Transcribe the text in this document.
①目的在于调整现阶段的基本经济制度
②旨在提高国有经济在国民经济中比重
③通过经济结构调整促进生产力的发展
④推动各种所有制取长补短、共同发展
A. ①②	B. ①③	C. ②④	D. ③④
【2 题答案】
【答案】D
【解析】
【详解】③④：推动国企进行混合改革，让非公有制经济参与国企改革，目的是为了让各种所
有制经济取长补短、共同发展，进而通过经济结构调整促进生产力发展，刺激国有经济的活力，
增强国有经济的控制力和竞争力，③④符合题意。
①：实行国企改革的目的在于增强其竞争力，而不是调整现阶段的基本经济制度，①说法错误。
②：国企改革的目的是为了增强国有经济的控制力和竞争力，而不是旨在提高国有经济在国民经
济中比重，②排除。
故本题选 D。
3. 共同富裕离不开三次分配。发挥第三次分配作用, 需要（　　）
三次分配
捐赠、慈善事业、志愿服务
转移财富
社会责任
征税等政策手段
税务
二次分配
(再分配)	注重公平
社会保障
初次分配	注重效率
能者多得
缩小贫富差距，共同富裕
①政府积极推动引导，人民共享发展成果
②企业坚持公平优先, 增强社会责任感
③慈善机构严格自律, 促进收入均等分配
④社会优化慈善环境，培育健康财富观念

------------------------------------------------------------------------

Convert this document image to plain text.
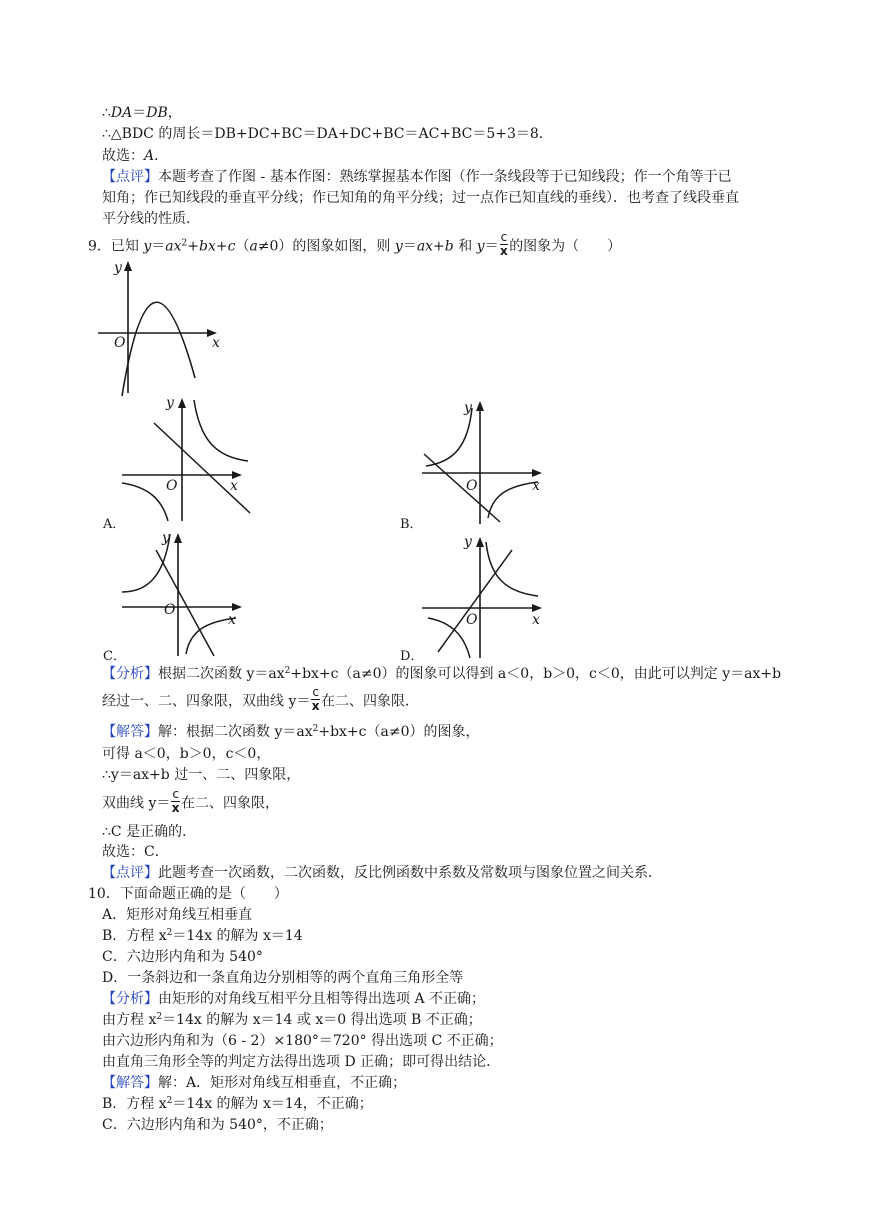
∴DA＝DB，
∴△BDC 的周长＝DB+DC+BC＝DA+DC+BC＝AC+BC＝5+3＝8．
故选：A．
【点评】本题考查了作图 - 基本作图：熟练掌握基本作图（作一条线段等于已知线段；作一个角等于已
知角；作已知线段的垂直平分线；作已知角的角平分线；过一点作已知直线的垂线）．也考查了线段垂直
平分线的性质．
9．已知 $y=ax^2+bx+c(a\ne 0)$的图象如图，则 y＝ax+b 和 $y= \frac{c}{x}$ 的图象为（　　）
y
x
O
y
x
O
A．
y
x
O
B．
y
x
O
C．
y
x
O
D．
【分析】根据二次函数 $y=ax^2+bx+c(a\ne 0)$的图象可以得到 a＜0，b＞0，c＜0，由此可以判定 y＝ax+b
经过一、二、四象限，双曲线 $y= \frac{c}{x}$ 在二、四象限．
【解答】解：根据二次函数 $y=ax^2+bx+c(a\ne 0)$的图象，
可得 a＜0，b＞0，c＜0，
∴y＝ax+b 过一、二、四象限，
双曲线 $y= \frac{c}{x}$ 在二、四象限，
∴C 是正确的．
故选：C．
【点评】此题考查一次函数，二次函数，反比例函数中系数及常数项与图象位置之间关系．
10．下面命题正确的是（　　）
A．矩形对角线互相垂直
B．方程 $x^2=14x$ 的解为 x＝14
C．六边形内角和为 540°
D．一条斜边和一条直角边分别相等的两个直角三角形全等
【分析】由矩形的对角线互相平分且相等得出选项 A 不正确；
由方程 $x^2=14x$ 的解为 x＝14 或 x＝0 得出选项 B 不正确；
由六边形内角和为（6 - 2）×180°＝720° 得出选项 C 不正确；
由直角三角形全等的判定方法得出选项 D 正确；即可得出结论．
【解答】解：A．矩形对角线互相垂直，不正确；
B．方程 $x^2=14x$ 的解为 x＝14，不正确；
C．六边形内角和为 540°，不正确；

------------------------------------------------------------------------

- Objective:
Gather up every line from the listing above in which the word "根据二次函数" occurs.

- Answer to the problem:
【分析】根据二次函数 $y=ax^2+bx+c(a\ne 0)$的图象可以得到 a＜0，b＞0，c＜0，由此可以判定 y＝ax+b
【解答】解：根据二次函数 $y=ax^2+bx+c(a\ne 0)$的图象，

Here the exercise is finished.